### [Quoted passage]
<<<<

Jack Taylor had given to charities, but never such a large amount. The request came at the time in his life—he was 78—when he was looking for the right beneficiary. “We have strong ties to the community,” Kindle says. “We were all born and raised here. Dad was looking forward to doing something for the community.”

The fact that Randy Adams, a former banker, had taken over as orchestra president gave the Taylors a great deal of confidence that their money would be wisely spent. In addition, they insisted on certain structural changes. Their gift would be put into a trust that would be managed by a board separate from the orchestra’s and that would be shielded against invasion of principal. Kindle now sits on the orchestra’s executive committee, and a business manager from Enterprise sits on the orchestra’s finance committee.

>>>>

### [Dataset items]

<<<<

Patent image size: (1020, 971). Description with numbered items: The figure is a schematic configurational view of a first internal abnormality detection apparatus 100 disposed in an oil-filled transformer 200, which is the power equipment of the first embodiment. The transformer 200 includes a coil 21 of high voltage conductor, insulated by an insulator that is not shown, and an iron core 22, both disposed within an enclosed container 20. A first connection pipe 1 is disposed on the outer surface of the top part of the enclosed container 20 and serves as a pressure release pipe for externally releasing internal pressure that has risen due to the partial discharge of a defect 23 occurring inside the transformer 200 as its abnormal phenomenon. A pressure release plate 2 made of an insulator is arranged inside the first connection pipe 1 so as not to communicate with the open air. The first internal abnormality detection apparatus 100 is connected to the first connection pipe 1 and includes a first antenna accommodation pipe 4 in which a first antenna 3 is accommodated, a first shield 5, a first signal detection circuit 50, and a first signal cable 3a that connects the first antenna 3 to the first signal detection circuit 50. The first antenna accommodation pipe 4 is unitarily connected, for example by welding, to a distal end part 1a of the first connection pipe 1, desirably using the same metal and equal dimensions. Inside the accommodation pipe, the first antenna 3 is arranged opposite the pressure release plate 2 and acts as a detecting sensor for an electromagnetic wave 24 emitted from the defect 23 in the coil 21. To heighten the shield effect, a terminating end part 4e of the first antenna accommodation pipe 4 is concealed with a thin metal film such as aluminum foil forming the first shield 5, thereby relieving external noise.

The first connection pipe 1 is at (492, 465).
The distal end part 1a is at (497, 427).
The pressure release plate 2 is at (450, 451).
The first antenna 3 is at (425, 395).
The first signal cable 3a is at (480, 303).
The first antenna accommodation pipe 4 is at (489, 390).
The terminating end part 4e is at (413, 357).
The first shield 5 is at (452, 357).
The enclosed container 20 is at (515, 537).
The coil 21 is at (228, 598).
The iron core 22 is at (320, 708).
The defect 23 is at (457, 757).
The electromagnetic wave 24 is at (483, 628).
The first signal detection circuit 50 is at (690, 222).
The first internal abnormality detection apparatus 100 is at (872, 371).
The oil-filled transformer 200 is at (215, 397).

>>>>

### [Instructions to follow]
Continue the passage about the Taylor family's gift to the orchestra, starting after its final sentence.

### [Response]
There is a certain cyclical nature to the panic mode that has hit so many cultural nonprofits. If Adrian Ellis, managing principal of AEA Consulting and an advisor to numerous cultural entities, is right, nonprofits will soon begin expanding en masse again, in tandem with the economy. “Cultural organizations see the upturn, they begin planning their expansion, then the market falls away from them,” he says. “They don’t respond terribly quickly to the market.”

This is a situation, however, that puts benefactors in the enviable position of being able to learn from past mistakes the next time a favorite cultural institution gets the urge to add a new wing or renovate its hall. As a philanthropist, you will have to step in at some point, preferably at the front end, when your money has the chance of fueling a stronger-than-ever endowment and greater reserves, rather than just paying off the debts.

From Your Side of the Table
Three Questions for Your Favorite Nonprofit

1. Does the board have a plan to hold donor money in an independently
 managed trust?
2. If the organization has been dipping into its endowment, is there a plan to  increase ticket or subscription revenues to finance future costs?
3. If an expansion project is underway, does it rely on projected investment returns  from the endowment, or is it contingent on a new fund-raising drive?

Illustration by Jim Frazier.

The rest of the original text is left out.